### Supplied information
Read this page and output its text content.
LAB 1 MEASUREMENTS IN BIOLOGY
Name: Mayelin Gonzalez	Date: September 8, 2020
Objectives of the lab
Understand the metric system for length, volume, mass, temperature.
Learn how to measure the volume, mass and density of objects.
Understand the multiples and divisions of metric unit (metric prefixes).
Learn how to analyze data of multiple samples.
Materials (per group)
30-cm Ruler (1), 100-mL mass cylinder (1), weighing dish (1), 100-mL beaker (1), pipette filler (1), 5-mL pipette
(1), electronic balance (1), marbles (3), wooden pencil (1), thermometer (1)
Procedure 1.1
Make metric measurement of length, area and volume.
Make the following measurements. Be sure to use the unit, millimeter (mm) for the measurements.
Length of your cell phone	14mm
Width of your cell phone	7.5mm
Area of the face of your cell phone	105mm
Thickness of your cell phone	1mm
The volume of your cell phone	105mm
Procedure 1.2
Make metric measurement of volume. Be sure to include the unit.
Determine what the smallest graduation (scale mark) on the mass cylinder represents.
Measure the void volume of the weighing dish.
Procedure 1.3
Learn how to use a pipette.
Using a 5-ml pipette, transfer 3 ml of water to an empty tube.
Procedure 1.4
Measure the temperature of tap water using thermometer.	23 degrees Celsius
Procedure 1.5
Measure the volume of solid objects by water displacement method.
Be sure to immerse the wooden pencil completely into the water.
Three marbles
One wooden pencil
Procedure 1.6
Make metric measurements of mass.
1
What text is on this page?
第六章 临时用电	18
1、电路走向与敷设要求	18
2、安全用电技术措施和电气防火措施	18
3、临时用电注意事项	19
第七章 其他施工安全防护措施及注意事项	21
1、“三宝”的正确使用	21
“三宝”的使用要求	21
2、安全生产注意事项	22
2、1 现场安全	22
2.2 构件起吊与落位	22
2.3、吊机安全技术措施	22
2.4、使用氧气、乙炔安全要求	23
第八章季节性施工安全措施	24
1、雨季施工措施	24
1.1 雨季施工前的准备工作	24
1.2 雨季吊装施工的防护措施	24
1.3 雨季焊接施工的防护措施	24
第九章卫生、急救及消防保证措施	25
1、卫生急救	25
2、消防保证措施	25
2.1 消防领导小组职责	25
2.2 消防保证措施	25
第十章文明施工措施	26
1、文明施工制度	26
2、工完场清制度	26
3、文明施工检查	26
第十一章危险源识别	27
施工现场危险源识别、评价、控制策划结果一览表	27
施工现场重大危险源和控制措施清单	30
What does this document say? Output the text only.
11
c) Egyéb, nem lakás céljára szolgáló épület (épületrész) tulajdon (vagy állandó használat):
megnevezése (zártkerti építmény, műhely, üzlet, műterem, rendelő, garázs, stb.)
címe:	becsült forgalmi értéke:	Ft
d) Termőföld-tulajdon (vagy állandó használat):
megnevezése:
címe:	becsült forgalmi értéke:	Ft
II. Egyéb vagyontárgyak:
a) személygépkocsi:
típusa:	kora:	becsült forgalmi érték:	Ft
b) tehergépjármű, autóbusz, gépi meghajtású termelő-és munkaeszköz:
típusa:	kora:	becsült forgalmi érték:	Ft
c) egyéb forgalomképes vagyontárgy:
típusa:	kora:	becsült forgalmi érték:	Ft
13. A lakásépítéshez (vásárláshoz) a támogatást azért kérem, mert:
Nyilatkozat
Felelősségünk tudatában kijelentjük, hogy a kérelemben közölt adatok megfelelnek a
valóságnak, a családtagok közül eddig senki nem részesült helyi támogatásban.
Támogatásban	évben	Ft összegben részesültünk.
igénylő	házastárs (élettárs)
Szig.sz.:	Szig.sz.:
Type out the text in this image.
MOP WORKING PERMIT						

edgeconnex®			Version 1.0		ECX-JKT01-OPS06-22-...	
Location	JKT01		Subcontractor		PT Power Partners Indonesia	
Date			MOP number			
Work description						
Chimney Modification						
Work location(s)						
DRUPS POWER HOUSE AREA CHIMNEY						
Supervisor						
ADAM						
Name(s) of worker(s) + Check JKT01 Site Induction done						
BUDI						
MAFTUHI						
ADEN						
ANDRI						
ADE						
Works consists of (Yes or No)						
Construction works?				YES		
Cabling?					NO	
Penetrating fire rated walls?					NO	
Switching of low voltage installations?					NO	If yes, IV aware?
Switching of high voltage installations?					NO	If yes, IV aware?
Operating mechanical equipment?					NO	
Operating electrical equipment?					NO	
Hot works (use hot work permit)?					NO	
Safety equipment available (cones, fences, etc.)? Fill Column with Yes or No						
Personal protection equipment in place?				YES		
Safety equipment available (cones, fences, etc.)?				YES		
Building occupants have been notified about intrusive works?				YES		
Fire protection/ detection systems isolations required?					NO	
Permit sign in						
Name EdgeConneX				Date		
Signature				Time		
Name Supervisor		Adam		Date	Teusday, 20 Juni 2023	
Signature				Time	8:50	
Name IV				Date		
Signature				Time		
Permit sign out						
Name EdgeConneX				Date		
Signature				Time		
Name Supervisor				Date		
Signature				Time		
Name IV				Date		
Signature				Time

### Your objective
Write out the records shown above, exactly as they appear.

### Answer to the problem
Read this page and output its text content.
LAB 1 MEASUREMENTS IN BIOLOGY
Name: Mayelin Gonzalez	Date: September 8, 2020
Objectives of the lab
Understand the metric system for length, volume, mass, temperature.
Learn how to measure the volume, mass and density of objects.
Understand the multiples and divisions of metric unit (metric prefixes).
Learn how to analyze data of multiple samples.
Materials (per group)
30-cm Ruler (1), 100-mL mass cylinder (1), weighing dish (1), 100-mL beaker (1), pipette filler (1), 5-mL pipette
(1), electronic balance (1), marbles (3), wooden pencil (1), thermometer (1)
Procedure 1.1
Make metric measurement of length, area and volume.
Make the following measurements. Be sure to use the unit, millimeter (mm) for the measurements.
Length of your cell phone	14mm
Width of your cell phone	7.5mm
Area of the face of your cell phone	105mm
Thickness of your cell phone	1mm
The volume of your cell phone	105mm
Procedure 1.2
Make metric measurement of volume. Be sure to include the unit.
Determine what the smallest graduation (scale mark) on the mass cylinder represents.
Measure the void volume of the weighing dish.
Procedure 1.3
Learn how to use a pipette.
Using a 5-ml pipette, transfer 3 ml of water to an empty tube.
Procedure 1.4
Measure the temperature of tap water using thermometer.	23 degrees Celsius
Procedure 1.5
Measure the volume of solid objects by water displacement method.
Be sure to immerse the wooden pencil completely into the water.
Three marbles
One wooden pencil
Procedure 1.6
Make metric measurements of mass.
1
What text is on this page?
第六章 临时用电	18
1、电路走向与敷设要求	18
2、安全用电技术措施和电气防火措施	18
3、临时用电注意事项	19
第七章 其他施工安全防护措施及注意事项	21
1、“三宝”的正确使用	21
“三宝”的使用要求	21
2、安全生产注意事项	22
2、1 现场安全	22
2.2 构件起吊与落位	22
2.3、吊机安全技术措施	22
2.4、使用氧气、乙炔安全要求	23
第八章季节性施工安全措施	24
1、雨季施工措施	24
1.1 雨季施工前的准备工作	24
1.2 雨季吊装施工的防护措施	24
1.3 雨季焊接施工的防护措施	24
第九章卫生、急救及消防保证措施	25
1、卫生急救	25
2、消防保证措施	25
2.1 消防领导小组职责	25
2.2 消防保证措施	25
第十章文明施工措施	26
1、文明施工制度	26
2、工完场清制度	26
3、文明施工检查	26
第十一章危险源识别	27
施工现场危险源识别、评价、控制策划结果一览表	27
施工现场重大危险源和控制措施清单	30
What does this document say? Output the text only.
11
c) Egyéb, nem lakás céljára szolgáló épület (épületrész) tulajdon (vagy állandó használat):
megnevezése (zártkerti építmény, műhely, üzlet, műterem, rendelő, garázs, stb.)
címe:	becsült forgalmi értéke:	Ft
d) Termőföld-tulajdon (vagy állandó használat):
megnevezése:
címe:	becsült forgalmi értéke:	Ft
II. Egyéb vagyontárgyak:
a) személygépkocsi:
típusa:	kora:	becsült forgalmi érték:	Ft
b) tehergépjármű, autóbusz, gépi meghajtású termelő-és munkaeszköz:
típusa:	kora:	becsült forgalmi érték:	Ft
c) egyéb forgalomképes vagyontárgy:
típusa:	kora:	becsült forgalmi érték:	Ft
13. A lakásépítéshez (vásárláshoz) a támogatást azért kérem, mert:
Nyilatkozat
Felelősségünk tudatában kijelentjük, hogy a kérelemben közölt adatok megfelelnek a
valóságnak, a családtagok közül eddig senki nem részesült helyi támogatásban.
Támogatásban	évben	Ft összegben részesültünk.
igénylő	házastárs (élettárs)
Szig.sz.:	Szig.sz.:
Type out the text in this image.
MOP WORKING PERMIT						

edgeconnex®			Version 1.0		ECX-JKT01-OPS06-22-...	
Location	JKT01		Subcontractor		PT Power Partners Indonesia	
Date			MOP number			
Work description						
Chimney Modification						
Work location(s)						
DRUPS POWER HOUSE AREA CHIMNEY						
Supervisor						
ADAM						
Name(s) of worker(s) + Check JKT01 Site Induction done						
BUDI						
MAFTUHI						
ADEN						
ANDRI						
ADE						
Works consists of (Yes or No)						
Construction works?				YES		
Cabling?					NO	
Penetrating fire rated walls?					NO	
Switching of low voltage installations?					NO	If yes, IV aware?
Switching of high voltage installations?					NO	If yes, IV aware?
Operating mechanical equipment?					NO	
Operating electrical equipment?					NO	
Hot works (use hot work permit)?					NO	
Safety equipment available (cones, fences, etc.)? Fill Column with Yes or No						
Personal protection equipment in place?				YES		
Safety equipment available (cones, fences, etc.)?				YES		
Building occupants have been notified about intrusive works?				YES		
Fire protection/ detection systems isolations required?					NO	
Permit sign in						
Name EdgeConneX				Date		
Signature				Time		
Name Supervisor		Adam		Date	Teusday, 20 Juni 2023	
Signature				Time	8:50	
Name IV				Date		
Signature				Time		
Permit sign out						
Name EdgeConneX				Date		
Signature				Time		
Name Supervisor				Date		
Signature				Time		
Name IV				Date		
Signature				Time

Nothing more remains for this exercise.